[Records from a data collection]
▼

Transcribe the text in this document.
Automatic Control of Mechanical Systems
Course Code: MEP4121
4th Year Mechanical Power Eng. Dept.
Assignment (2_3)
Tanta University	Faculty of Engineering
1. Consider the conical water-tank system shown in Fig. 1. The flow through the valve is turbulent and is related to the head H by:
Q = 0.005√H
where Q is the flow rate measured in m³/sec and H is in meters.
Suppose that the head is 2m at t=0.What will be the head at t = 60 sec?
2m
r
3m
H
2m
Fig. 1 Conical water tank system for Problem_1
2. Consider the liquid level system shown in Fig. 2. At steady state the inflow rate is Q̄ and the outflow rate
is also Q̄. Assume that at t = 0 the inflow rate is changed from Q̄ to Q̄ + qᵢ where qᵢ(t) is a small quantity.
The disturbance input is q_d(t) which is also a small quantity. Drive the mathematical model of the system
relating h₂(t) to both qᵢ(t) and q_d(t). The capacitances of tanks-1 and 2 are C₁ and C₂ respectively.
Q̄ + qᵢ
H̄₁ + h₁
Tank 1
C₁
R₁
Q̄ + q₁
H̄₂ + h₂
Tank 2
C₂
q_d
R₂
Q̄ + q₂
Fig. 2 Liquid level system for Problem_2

▲

### Task brief:
Give all of the entries again, word for word.

### Written response:
Transcribe the text in this document.
Automatic Control of Mechanical Systems
Course Code: MEP4121
4th Year Mechanical Power Eng. Dept.
Assignment (2_3)
Tanta University	Faculty of Engineering
1. Consider the conical water-tank system shown in Fig. 1. The flow through the valve is turbulent and is related to the head H by:
Q = 0.005√H
where Q is the flow rate measured in m³/sec and H is in meters.
Suppose that the head is 2m at t=0.What will be the head at t = 60 sec?
2m
r
3m
H
2m
Fig. 1 Conical water tank system for Problem_1
2. Consider the liquid level system shown in Fig. 2. At steady state the inflow rate is Q̄ and the outflow rate
is also Q̄. Assume that at t = 0 the inflow rate is changed from Q̄ to Q̄ + qᵢ where qᵢ(t) is a small quantity.
The disturbance input is q_d(t) which is also a small quantity. Drive the mathematical model of the system
relating h₂(t) to both qᵢ(t) and q_d(t). The capacitances of tanks-1 and 2 are C₁ and C₂ respectively.
Q̄ + qᵢ
H̄₁ + h₁
Tank 1
C₁
R₁
Q̄ + q₁
H̄₂ + h₂
Tank 2
C₂
q_d
R₂
Q̄ + q₂
Fig. 2 Liquid level system for Problem_2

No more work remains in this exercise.